**GIVEN TASK:**
Please give the listing again in its entirety, exactly as written.

——

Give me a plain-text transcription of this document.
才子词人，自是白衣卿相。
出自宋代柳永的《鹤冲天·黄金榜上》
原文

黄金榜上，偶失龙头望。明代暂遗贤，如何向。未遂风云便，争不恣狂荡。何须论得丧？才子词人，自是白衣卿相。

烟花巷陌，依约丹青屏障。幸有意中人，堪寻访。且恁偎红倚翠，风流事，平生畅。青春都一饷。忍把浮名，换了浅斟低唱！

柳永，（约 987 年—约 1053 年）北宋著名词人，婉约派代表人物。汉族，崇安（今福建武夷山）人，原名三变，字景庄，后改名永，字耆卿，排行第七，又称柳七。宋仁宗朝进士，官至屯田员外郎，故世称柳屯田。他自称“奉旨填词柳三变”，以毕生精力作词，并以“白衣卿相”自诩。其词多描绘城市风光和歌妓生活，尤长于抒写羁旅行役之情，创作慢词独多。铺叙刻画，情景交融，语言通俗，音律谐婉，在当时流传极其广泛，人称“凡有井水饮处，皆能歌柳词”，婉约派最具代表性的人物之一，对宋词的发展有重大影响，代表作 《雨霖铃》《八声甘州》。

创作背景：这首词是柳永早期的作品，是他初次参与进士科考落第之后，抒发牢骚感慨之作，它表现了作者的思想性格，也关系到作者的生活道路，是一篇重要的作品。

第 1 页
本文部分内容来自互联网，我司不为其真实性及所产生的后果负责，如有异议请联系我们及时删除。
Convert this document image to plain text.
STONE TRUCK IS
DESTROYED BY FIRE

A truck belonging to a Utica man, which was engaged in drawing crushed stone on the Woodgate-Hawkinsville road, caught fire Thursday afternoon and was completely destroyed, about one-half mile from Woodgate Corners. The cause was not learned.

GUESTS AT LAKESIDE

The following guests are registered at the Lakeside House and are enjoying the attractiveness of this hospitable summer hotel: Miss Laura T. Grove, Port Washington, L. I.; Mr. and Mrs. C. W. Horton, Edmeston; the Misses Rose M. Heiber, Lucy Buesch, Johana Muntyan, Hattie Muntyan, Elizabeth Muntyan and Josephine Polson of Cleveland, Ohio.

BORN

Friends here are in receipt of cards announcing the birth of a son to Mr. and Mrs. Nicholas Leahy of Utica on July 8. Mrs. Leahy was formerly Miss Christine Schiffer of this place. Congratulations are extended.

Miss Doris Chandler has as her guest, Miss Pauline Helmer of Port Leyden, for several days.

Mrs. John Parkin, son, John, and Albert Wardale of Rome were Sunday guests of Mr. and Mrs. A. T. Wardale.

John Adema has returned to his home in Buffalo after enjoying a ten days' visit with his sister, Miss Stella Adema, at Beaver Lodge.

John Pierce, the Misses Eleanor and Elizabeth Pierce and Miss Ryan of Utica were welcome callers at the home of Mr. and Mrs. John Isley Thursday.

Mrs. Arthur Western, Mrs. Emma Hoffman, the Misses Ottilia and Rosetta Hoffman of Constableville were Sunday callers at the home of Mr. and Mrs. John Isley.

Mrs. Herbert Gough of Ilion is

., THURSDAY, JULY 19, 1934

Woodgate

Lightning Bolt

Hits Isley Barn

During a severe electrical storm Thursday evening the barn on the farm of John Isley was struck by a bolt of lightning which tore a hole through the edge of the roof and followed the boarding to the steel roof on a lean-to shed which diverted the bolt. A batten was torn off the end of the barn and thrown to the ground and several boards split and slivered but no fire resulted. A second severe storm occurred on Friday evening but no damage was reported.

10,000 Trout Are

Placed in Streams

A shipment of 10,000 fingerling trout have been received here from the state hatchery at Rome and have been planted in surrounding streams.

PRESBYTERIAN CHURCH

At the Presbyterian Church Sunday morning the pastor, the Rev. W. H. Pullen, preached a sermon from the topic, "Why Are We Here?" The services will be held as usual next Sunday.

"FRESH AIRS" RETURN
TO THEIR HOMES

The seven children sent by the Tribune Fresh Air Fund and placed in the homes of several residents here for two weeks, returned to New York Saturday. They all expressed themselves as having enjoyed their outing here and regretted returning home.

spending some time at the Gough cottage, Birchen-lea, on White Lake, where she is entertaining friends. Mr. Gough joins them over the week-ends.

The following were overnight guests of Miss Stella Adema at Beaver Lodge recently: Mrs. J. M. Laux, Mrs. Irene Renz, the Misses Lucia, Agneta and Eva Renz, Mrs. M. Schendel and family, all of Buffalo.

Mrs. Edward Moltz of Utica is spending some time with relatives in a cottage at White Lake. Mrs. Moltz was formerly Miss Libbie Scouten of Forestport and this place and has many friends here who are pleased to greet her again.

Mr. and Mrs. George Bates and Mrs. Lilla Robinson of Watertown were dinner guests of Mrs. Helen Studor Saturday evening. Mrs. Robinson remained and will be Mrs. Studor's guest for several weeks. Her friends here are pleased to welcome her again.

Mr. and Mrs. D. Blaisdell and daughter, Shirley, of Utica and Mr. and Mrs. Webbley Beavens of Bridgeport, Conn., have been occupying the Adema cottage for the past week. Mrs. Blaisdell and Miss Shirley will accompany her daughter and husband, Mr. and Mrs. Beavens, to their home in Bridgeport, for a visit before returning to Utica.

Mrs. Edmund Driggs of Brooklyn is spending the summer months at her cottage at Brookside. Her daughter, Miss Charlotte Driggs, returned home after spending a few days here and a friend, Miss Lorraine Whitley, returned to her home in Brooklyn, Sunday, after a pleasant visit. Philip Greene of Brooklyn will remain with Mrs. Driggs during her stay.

——

**ANSWER TO THIS TASK:**
Give me a plain-text transcription of this document.
才子词人，自是白衣卿相。
出自宋代柳永的《鹤冲天·黄金榜上》
原文

黄金榜上，偶失龙头望。明代暂遗贤，如何向。未遂风云便，争不恣狂荡。何须论得丧？才子词人，自是白衣卿相。

烟花巷陌，依约丹青屏障。幸有意中人，堪寻访。且恁偎红倚翠，风流事，平生畅。青春都一饷。忍把浮名，换了浅斟低唱！

柳永，（约 987 年—约 1053 年）北宋著名词人，婉约派代表人物。汉族，崇安（今福建武夷山）人，原名三变，字景庄，后改名永，字耆卿，排行第七，又称柳七。宋仁宗朝进士，官至屯田员外郎，故世称柳屯田。他自称“奉旨填词柳三变”，以毕生精力作词，并以“白衣卿相”自诩。其词多描绘城市风光和歌妓生活，尤长于抒写羁旅行役之情，创作慢词独多。铺叙刻画，情景交融，语言通俗，音律谐婉，在当时流传极其广泛，人称“凡有井水饮处，皆能歌柳词”，婉约派最具代表性的人物之一，对宋词的发展有重大影响，代表作 《雨霖铃》《八声甘州》。

创作背景：这首词是柳永早期的作品，是他初次参与进士科考落第之后，抒发牢骚感慨之作，它表现了作者的思想性格，也关系到作者的生活道路，是一篇重要的作品。

第 1 页
本文部分内容来自互联网，我司不为其真实性及所产生的后果负责，如有异议请联系我们及时删除。
Convert this document image to plain text.
STONE TRUCK IS
DESTROYED BY FIRE

A truck belonging to a Utica man, which was engaged in drawing crushed stone on the Woodgate-Hawkinsville road, caught fire Thursday afternoon and was completely destroyed, about one-half mile from Woodgate Corners. The cause was not learned.

GUESTS AT LAKESIDE

The following guests are registered at the Lakeside House and are enjoying the attractiveness of this hospitable summer hotel: Miss Laura T. Grove, Port Washington, L. I.; Mr. and Mrs. C. W. Horton, Edmeston; the Misses Rose M. Heiber, Lucy Buesch, Johana Muntyan, Hattie Muntyan, Elizabeth Muntyan and Josephine Polson of Cleveland, Ohio.

BORN

Friends here are in receipt of cards announcing the birth of a son to Mr. and Mrs. Nicholas Leahy of Utica on July 8. Mrs. Leahy was formerly Miss Christine Schiffer of this place. Congratulations are extended.

Miss Doris Chandler has as her guest, Miss Pauline Helmer of Port Leyden, for several days.

Mrs. John Parkin, son, John, and Albert Wardale of Rome were Sunday guests of Mr. and Mrs. A. T. Wardale.

John Adema has returned to his home in Buffalo after enjoying a ten days' visit with his sister, Miss Stella Adema, at Beaver Lodge.

John Pierce, the Misses Eleanor and Elizabeth Pierce and Miss Ryan of Utica were welcome callers at the home of Mr. and Mrs. John Isley Thursday.

Mrs. Arthur Western, Mrs. Emma Hoffman, the Misses Ottilia and Rosetta Hoffman of Constableville were Sunday callers at the home of Mr. and Mrs. John Isley.

Mrs. Herbert Gough of Ilion is

., THURSDAY, JULY 19, 1934

Woodgate

Lightning Bolt

Hits Isley Barn

During a severe electrical storm Thursday evening the barn on the farm of John Isley was struck by a bolt of lightning which tore a hole through the edge of the roof and followed the boarding to the steel roof on a lean-to shed which diverted the bolt. A batten was torn off the end of the barn and thrown to the ground and several boards split and slivered but no fire resulted. A second severe storm occurred on Friday evening but no damage was reported.

10,000 Trout Are

Placed in Streams

A shipment of 10,000 fingerling trout have been received here from the state hatchery at Rome and have been planted in surrounding streams.

PRESBYTERIAN CHURCH

At the Presbyterian Church Sunday morning the pastor, the Rev. W. H. Pullen, preached a sermon from the topic, "Why Are We Here?" The services will be held as usual next Sunday.

"FRESH AIRS" RETURN
TO THEIR HOMES

The seven children sent by the Tribune Fresh Air Fund and placed in the homes of several residents here for two weeks, returned to New York Saturday. They all expressed themselves as having enjoyed their outing here and regretted returning home.

spending some time at the Gough cottage, Birchen-lea, on White Lake, where she is entertaining friends. Mr. Gough joins them over the week-ends.

The following were overnight guests of Miss Stella Adema at Beaver Lodge recently: Mrs. J. M. Laux, Mrs. Irene Renz, the Misses Lucia, Agneta and Eva Renz, Mrs. M. Schendel and family, all of Buffalo.

Mrs. Edward Moltz of Utica is spending some time with relatives in a cottage at White Lake. Mrs. Moltz was formerly Miss Libbie Scouten of Forestport and this place and has many friends here who are pleased to greet her again.

Mr. and Mrs. George Bates and Mrs. Lilla Robinson of Watertown were dinner guests of Mrs. Helen Studor Saturday evening. Mrs. Robinson remained and will be Mrs. Studor's guest for several weeks. Her friends here are pleased to welcome her again.

Mr. and Mrs. D. Blaisdell and daughter, Shirley, of Utica and Mr. and Mrs. Webbley Beavens of Bridgeport, Conn., have been occupying the Adema cottage for the past week. Mrs. Blaisdell and Miss Shirley will accompany her daughter and husband, Mr. and Mrs. Beavens, to their home in Bridgeport, for a visit before returning to Utica.

Mrs. Edmund Driggs of Brooklyn is spending the summer months at her cottage at Brookside. Her daughter, Miss Charlotte Driggs, returned home after spending a few days here and a friend, Miss Lorraine Whitley, returned to her home in Brooklyn, Sunday, after a pleasant visit. Philip Greene of Brooklyn will remain with Mrs. Driggs during her stay.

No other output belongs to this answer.